══ Input records ══

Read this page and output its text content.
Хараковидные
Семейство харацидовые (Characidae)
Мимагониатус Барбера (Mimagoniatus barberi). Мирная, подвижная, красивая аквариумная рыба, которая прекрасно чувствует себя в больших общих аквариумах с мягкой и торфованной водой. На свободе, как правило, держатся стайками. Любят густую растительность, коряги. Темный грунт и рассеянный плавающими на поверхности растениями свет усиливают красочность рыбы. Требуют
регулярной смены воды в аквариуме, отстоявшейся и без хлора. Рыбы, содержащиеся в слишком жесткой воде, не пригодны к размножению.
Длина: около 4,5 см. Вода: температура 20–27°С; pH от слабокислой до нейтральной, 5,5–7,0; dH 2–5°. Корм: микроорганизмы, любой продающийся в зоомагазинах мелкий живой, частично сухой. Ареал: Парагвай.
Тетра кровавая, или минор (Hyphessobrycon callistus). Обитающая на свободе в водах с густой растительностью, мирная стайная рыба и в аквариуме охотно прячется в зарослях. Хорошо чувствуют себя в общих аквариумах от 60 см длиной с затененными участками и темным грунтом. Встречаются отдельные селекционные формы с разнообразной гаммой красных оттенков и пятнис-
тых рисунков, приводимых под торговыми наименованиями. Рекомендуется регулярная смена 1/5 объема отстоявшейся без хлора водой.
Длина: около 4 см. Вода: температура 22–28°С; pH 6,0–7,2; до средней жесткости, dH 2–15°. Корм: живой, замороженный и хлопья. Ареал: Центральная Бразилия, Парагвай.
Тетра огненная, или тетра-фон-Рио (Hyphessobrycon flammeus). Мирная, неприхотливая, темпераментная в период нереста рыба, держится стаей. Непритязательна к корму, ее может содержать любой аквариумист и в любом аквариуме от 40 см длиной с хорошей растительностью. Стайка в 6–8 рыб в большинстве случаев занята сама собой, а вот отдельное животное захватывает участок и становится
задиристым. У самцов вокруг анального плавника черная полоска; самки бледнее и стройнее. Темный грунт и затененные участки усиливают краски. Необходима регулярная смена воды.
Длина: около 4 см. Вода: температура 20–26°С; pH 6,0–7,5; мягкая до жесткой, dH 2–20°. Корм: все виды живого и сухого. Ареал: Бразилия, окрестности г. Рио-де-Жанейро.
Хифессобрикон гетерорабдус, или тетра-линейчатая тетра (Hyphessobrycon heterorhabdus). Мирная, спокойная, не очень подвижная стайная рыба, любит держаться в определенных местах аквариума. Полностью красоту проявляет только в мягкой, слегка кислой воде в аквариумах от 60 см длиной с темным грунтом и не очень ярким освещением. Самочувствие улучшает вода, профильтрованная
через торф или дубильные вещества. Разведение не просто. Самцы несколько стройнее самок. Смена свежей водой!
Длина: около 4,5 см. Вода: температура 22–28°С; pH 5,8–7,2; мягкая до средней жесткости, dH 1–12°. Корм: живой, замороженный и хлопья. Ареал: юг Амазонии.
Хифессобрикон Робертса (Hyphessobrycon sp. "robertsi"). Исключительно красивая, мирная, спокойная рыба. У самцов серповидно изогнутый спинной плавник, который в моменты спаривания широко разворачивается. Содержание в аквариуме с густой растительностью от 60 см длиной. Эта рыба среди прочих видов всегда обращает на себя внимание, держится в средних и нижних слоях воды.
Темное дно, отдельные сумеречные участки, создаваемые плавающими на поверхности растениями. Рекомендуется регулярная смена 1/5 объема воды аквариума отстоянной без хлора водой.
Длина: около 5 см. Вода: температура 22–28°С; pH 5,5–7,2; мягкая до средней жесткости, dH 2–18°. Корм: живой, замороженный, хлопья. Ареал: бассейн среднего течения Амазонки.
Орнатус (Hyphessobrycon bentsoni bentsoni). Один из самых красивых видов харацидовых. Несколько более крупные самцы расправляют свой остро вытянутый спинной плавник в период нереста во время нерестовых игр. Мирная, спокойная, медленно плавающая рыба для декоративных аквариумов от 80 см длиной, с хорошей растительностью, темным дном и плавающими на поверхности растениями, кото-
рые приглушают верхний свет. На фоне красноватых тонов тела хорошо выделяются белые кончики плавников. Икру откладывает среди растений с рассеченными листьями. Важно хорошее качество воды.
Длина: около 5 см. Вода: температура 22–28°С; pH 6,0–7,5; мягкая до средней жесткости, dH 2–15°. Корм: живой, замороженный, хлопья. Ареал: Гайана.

═══

- [Aim of the task]:
Identify the lines in the entries that hold "воды" and return each one.

- [Complete response]:
регулярной смены воды в аквариуме, отстоявшейся и без хлора. Рыбы, содержащиеся в слишком жесткой воде, не пригодны к размножению.
задиристым. У самцов вокруг анального плавника черная полоска; самки бледнее и стройнее. Темный грунт и затененные участки усиливают краски. Необходима регулярная смена воды.
Хифессобрикон Робертса (Hyphessobrycon sp. "robertsi"). Исключительно красивая, мирная, спокойная рыба. У самцов серповидно изогнутый спинной плавник, который в моменты спаривания широко разворачивается. Содержание в аквариуме с густой растительностью от 60 см длиной. Эта рыба среди прочих видов всегда обращает на себя внимание, держится в средних и нижних слоях воды.
Темное дно, отдельные сумеречные участки, создаваемые плавающими на поверхности растениями. Рекомендуется регулярная смена 1/5 объема воды аквариума отстоянной без хлора водой.
рые приглушают верхний свет. На фоне красноватых тонов тела хорошо выделяются белые кончики плавников. Икру откладывает среди растений с рассеченными листьями. Важно хорошее качество воды.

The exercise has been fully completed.